#### Extract provided:
● ● ● ●
Wednesday, 20 August 2003
This presentation is part of : Health Economics and Public Health Implications of Alzheimer's Disease with and without Medical Co-Morbidities

S073-002 The Societal Costs of Incident Vascular Cognitive Impairment (VCI) and Alzheimer's Disease in the Canadian Study of Health and Aging

Kenneth Rockwood, Geriatric Medicine & Neurology, Dalhousie University, Halifax, NS, Canada, Chris Skedgel, Department of Medicine, Dalhousie University, Halifax, NS, Canada, and John D Fisk, Medicine & Psychology, Dalhousie University, Halifax, NS, Canada.

Objective: To investigate the societal costs associated with incident cases of Alzheimer’s disease (AD) and Vascular Cognitive Impairment (VCI) in the five-year follow-up of the Canadian Study of Health and Aging (CSHA) cohort.

Design: Five-year prospective cohort study.

Materials and methods: Societal costs were estimated according to a standard protocol. (Stroke 2002;33:1605-9) VCI and AD were diagnosed by clinical examination, and subgrouped as vascular dementia (VaD), mixed Alzheimer’s disease (AD) and VaD, and cognitive impairment from vascular causes that does not meet the criteria for dementia (VascCIND).

Results: Of the 6,598 survivors considered to have no cognitive impairment at baseline, there were 266 cases of incident VCI and 223 cases of incident AD. Only mild cognitive impairment (MMSE > 20) was present for the majority of both groups. Estimates of societal costs were based on: residence in institutional care, use of community services, unpaid direct care time, and unpaid net supervision time. Standard costs as used in our previous analyses were applied to each cost component. The mean annual cost per person with incident VCI was $43,702 and per person with incident AD was $39,062. These costs are not statistically different despite significantly higher rates of institutionalization for incident AD vs. incident VCI patients (46% vs 32%). The higher institutional costs of incident AD patients are offset somewhat by the greater caregiver time spent with incident VCI patients.

Conclusion: In this population-based sample of elderly Canadians, most incident cases of VCI and AD showed relatively mild cognitive impairment and the 5-year incidence rates and societal costs of VCI and AD were very similar among survivors who had had no cognitive impairment at baseline. As we were unable to estimate incident VCI amongst those who died, these are conservative estimates of the societal costs of VCI.

VCI represents a heterogeneous grouping of patients including those with: In the prevalence phase of the Canadian Study of Health and Aging (CSHA), a population-based study of over 10,267 Canadians aged 65 and over, we found considerable societal costs associated with VCI Curiously, while costs of institutional care remained the most expensive individual cost, unlike AD, no clear gradient related costs to severity of cognitive impairment among persons with VCI.
● ● ● ●
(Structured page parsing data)
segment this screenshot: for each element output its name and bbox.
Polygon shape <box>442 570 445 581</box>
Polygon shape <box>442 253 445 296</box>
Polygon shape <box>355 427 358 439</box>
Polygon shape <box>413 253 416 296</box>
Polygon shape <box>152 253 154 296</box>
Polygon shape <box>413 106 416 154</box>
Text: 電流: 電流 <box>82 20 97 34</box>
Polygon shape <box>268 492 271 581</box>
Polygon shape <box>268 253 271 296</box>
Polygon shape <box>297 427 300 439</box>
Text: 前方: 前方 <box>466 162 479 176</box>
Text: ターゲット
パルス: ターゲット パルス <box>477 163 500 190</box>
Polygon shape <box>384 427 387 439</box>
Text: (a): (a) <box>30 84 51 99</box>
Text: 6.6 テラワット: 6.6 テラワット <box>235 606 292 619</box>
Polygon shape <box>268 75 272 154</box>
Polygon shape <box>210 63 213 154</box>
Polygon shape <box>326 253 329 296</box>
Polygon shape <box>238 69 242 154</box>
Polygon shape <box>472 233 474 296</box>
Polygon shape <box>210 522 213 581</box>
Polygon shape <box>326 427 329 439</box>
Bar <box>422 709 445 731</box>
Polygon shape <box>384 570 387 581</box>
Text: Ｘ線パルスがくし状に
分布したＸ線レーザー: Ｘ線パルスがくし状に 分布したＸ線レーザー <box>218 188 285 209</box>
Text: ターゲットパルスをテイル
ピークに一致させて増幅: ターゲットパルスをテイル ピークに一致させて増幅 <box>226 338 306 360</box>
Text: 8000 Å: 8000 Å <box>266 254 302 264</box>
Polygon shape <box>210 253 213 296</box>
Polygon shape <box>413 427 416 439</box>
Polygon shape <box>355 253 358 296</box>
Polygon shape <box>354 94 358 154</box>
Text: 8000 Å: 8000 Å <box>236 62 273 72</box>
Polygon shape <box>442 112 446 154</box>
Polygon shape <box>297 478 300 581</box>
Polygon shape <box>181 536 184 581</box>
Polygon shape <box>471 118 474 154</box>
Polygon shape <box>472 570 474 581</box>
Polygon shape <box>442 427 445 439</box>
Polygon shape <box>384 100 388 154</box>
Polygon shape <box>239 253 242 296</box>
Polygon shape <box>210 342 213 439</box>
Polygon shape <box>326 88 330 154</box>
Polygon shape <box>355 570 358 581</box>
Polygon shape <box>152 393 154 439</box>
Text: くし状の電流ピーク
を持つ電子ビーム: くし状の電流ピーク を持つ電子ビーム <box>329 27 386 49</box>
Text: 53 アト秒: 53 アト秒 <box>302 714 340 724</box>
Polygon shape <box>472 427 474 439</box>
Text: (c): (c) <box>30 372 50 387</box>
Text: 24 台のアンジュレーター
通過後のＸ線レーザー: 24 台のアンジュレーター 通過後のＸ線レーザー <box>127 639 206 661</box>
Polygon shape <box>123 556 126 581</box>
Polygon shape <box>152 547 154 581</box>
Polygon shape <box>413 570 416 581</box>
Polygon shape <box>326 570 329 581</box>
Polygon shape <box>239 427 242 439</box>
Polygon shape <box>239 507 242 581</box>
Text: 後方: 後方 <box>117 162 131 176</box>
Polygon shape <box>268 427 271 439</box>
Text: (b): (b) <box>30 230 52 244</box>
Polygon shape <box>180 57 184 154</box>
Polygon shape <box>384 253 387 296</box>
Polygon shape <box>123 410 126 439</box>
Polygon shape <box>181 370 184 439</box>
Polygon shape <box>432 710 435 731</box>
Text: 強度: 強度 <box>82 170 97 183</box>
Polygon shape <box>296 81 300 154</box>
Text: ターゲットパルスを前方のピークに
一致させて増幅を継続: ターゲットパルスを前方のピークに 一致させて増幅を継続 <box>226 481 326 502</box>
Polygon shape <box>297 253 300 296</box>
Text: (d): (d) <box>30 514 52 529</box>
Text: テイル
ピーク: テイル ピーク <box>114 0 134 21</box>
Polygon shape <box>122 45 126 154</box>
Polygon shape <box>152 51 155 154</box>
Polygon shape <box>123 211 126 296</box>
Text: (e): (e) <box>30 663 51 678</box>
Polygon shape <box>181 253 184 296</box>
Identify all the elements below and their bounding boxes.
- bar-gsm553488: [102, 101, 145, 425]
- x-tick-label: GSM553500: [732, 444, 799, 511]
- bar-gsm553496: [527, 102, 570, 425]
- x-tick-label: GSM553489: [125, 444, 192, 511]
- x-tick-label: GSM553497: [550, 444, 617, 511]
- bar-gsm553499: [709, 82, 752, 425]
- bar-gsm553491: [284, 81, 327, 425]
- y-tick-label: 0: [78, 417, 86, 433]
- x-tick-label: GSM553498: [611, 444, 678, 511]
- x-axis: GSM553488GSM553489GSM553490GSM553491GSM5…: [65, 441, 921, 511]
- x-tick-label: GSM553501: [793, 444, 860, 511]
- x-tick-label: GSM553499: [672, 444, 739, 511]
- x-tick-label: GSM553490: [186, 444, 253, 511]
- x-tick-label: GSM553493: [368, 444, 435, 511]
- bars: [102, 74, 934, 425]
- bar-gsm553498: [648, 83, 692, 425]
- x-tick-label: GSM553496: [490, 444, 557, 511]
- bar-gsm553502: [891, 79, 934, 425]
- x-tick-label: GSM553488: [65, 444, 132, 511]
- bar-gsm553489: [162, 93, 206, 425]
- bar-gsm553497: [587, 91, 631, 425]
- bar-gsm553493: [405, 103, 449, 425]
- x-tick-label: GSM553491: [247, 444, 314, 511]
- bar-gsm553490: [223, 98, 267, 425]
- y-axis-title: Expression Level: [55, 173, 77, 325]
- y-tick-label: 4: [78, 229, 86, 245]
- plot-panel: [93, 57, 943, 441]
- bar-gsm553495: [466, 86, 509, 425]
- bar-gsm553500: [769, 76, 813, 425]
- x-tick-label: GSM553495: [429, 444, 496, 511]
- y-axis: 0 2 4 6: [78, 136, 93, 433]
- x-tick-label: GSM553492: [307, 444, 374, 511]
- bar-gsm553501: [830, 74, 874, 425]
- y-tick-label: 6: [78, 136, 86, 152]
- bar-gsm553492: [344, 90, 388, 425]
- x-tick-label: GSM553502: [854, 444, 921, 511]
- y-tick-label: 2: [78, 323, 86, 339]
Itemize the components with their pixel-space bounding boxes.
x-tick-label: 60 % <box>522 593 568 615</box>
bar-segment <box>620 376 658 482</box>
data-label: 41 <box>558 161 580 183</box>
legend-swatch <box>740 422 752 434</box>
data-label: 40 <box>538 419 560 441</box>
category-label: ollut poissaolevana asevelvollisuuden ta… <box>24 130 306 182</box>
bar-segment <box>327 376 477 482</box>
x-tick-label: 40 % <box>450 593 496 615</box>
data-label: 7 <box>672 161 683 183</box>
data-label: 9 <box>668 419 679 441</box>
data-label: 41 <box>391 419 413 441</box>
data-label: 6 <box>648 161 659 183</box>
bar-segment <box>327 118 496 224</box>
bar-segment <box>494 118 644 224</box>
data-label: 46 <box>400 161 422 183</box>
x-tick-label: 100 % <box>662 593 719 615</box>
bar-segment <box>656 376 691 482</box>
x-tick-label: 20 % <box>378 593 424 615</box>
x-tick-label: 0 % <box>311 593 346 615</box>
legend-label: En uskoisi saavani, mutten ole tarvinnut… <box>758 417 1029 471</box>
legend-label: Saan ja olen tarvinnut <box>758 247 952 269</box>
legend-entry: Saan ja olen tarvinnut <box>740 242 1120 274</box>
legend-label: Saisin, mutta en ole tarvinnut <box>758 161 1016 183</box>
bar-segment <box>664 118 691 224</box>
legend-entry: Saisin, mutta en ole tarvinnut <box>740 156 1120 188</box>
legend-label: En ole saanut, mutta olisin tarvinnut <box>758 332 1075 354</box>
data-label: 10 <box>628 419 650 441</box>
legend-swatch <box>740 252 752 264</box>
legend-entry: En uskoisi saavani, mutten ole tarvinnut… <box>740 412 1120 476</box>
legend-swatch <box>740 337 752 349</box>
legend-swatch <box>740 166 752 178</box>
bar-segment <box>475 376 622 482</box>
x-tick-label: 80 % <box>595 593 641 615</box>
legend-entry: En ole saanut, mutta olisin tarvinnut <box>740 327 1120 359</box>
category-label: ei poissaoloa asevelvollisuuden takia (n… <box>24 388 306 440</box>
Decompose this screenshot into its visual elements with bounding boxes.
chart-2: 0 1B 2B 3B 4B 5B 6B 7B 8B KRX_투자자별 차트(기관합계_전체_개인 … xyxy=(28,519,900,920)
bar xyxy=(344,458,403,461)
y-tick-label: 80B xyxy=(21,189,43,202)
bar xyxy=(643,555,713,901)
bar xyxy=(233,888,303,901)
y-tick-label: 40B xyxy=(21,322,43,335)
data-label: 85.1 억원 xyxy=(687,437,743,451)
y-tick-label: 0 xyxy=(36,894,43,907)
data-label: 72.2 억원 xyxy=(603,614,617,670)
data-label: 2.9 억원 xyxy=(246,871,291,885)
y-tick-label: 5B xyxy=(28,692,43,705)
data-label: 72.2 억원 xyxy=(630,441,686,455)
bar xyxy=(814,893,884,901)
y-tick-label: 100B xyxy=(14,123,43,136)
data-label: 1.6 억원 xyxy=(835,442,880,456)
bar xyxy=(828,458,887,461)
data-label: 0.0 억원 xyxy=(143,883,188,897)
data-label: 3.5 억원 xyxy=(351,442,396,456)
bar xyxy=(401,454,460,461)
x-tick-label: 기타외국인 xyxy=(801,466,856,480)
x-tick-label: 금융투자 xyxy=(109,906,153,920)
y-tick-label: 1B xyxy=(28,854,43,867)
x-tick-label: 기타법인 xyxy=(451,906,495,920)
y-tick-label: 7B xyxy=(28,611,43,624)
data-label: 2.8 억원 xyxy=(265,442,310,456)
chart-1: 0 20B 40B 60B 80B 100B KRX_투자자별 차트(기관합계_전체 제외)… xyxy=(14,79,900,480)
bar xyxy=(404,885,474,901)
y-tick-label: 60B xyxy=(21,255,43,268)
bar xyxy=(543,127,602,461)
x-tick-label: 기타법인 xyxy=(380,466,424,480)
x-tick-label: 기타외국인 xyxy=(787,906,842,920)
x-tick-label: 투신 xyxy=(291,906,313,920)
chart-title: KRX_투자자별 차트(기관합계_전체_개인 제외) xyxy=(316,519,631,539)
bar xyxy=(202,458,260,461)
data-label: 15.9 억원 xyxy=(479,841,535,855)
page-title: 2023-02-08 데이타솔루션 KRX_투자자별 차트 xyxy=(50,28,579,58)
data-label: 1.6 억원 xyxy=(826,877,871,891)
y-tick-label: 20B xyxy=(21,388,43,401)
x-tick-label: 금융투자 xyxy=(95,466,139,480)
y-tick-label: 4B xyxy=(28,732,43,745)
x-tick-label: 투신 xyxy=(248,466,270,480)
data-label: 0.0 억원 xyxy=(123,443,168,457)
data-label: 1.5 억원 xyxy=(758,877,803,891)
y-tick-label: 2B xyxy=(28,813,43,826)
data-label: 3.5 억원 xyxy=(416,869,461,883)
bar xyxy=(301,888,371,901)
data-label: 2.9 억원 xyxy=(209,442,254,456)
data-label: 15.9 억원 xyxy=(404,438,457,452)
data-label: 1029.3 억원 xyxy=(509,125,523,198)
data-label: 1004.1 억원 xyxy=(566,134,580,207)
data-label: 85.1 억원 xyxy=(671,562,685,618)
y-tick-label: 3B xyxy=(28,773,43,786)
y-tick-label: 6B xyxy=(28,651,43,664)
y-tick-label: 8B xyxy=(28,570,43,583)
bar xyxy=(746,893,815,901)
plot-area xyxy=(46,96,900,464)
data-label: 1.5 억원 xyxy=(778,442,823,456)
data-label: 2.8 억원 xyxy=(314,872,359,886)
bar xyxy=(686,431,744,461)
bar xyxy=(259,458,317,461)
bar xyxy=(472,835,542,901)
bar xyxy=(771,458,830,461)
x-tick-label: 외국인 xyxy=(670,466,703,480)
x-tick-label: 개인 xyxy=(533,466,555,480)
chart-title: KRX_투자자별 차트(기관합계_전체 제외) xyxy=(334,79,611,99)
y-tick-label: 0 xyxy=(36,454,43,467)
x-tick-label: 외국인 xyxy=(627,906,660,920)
● ● ● ●
#### What you need to do:
1. In the abstract on dementia costs, what was the mean annual cost per person with incident VCI?
2. Duplicate the passage of the abstract on dementia costs from "Materials and methods: Societal" up to and including "for dementia (VascCIND).".
Work only from the abstract on dementia costs.

#### Solutions to the tasks:
1. $43,702

2.
Materials and methods: Societal costs were estimated according to a standard protocol. (Stroke 2002;33:1605-9) VCI and AD were diagnosed by clinical examination, and subgrouped as vascular dementia (VaD), mixed Alzheimer’s disease (AD) and VaD, and cognitive impairment from vascular causes that does not meet the criteria for dementia (VascCIND).